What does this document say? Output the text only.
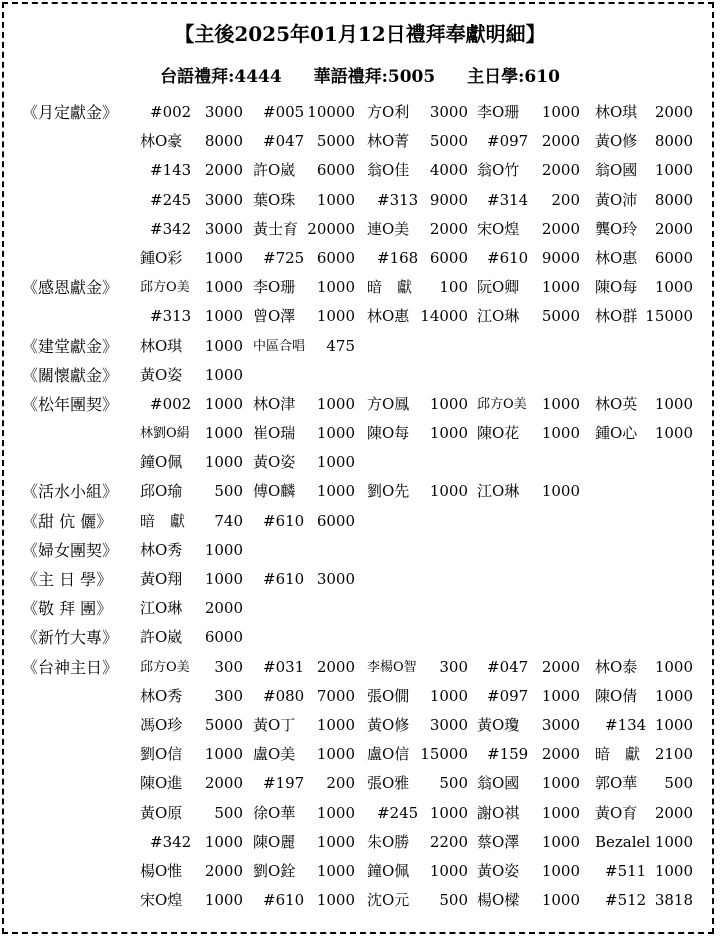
【主後2025年01月12日禮拜奉獻明細】
台語禮拜:4444 華語禮拜:5005 主日學:610
《月定獻金》 #002 3000 #005 10000 方O利	3000 李O珊	1000 林O琪	2000
林O豪	8000 #047 5000 林O菁	5000 #097 2000 黃O修	8000
#143 2000 許O崴	6000 翁O佳	4000 翁O竹	2000 翁O國	1000
#245 3000 葉O珠	1000 #313 9000 #314	200 黃O沛	8000
#342 3000 黃士育 20000 連O美	2000 宋O煌	2000 龔O玲	2000
鍾O彩	1000 #725 6000 #168 6000 #610 9000 林O惠	6000
《感恩獻金》 邱方O美	1000 李O珊	1000 暗　獻	100 阮O卿	1000 陳O每	1000
#313 1000 曾O澤	1000 林O惠 14000 江O琳	5000 林O群 15000
《建堂獻金》 林O琪	1000 中區合唱	475
《關懷獻金》 黃O姿	1000
《松年團契》 #002 1000 林O津	1000 方O鳳	1000 邱方O美	1000 林O英	1000
林劉O絹	1000 崔O瑞	1000 陳O每	1000 陳O花	1000 鍾O心	1000
鐘O佩	1000 黃O姿	1000
《活水小組》 邱O瑜	500 傅O麟	1000 劉O先	1000 江O琳	1000
《甜 伉 儷》 暗　獻	740 #610 6000
《婦女團契》 林O秀	1000
《主 日 學》 黃O翔	1000 #610 3000
《敬 拜 團》 江O琳	2000
《新竹大專》 許O崴	6000
《台神主日》 邱方O美	300 #031 2000 李楊O智	300 #047 2000 林O泰	1000
林O秀	300 #080 7000 張O僩	1000 #097 1000 陳O倩	1000
馮O珍	5000 黃O丁	1000 黃O修	3000 黃O瓊	3000 #134 1000
劉O信	1000 盧O美	1000 盧O信 15000 #159 2000 暗　獻 2100
陳O進	2000 #197	200 張O雅	500 翁O國	1000 郭O華	500
黃O原	500 徐O華	1000 #245 1000 謝O祺	1000 黃O育	2000
#342 1000 陳O麗	1000 朱O勝	2200 蔡O澤	1000 Bezalel 1000
楊O惟	2000 劉O銓	1000 鐘O佩	1000 黃O姿	1000 #511 1000
宋O煌	1000 #610 1000 沈O元	500 楊O樑	1000 #512 3818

--------

> Instructions to follow
Will you set down the records word for word while leaving out every picture?

> Result of this exercise
What does this document say? Output the text only.
【主後2025年01月12日禮拜奉獻明細】
台語禮拜:4444 華語禮拜:5005 主日學:610
《月定獻金》 #002 3000 #005 10000 方O利	3000 李O珊	1000 林O琪	2000
林O豪	8000 #047 5000 林O菁	5000 #097 2000 黃O修	8000
#143 2000 許O崴	6000 翁O佳	4000 翁O竹	2000 翁O國	1000
#245 3000 葉O珠	1000 #313 9000 #314	200 黃O沛	8000
#342 3000 黃士育 20000 連O美	2000 宋O煌	2000 龔O玲	2000
鍾O彩	1000 #725 6000 #168 6000 #610 9000 林O惠	6000
《感恩獻金》 邱方O美	1000 李O珊	1000 暗　獻	100 阮O卿	1000 陳O每	1000
#313 1000 曾O澤	1000 林O惠 14000 江O琳	5000 林O群 15000
《建堂獻金》 林O琪	1000 中區合唱	475
《關懷獻金》 黃O姿	1000
《松年團契》 #002 1000 林O津	1000 方O鳳	1000 邱方O美	1000 林O英	1000
林劉O絹	1000 崔O瑞	1000 陳O每	1000 陳O花	1000 鍾O心	1000
鐘O佩	1000 黃O姿	1000
《活水小組》 邱O瑜	500 傅O麟	1000 劉O先	1000 江O琳	1000
《甜 伉 儷》 暗　獻	740 #610 6000
《婦女團契》 林O秀	1000
《主 日 學》 黃O翔	1000 #610 3000
《敬 拜 團》 江O琳	2000
《新竹大專》 許O崴	6000
《台神主日》 邱方O美	300 #031 2000 李楊O智	300 #047 2000 林O泰	1000
林O秀	300 #080 7000 張O僩	1000 #097 1000 陳O倩	1000
馮O珍	5000 黃O丁	1000 黃O修	3000 黃O瓊	3000 #134 1000
劉O信	1000 盧O美	1000 盧O信 15000 #159 2000 暗　獻 2100
陳O進	2000 #197	200 張O雅	500 翁O國	1000 郭O華	500
黃O原	500 徐O華	1000 #245 1000 謝O祺	1000 黃O育	2000
#342 1000 陳O麗	1000 朱O勝	2200 蔡O澤	1000 Bezalel 1000
楊O惟	2000 劉O銓	1000 鐘O佩	1000 黃O姿	1000 #511 1000
宋O煌	1000 #610 1000 沈O元	500 楊O樑	1000 #512 3818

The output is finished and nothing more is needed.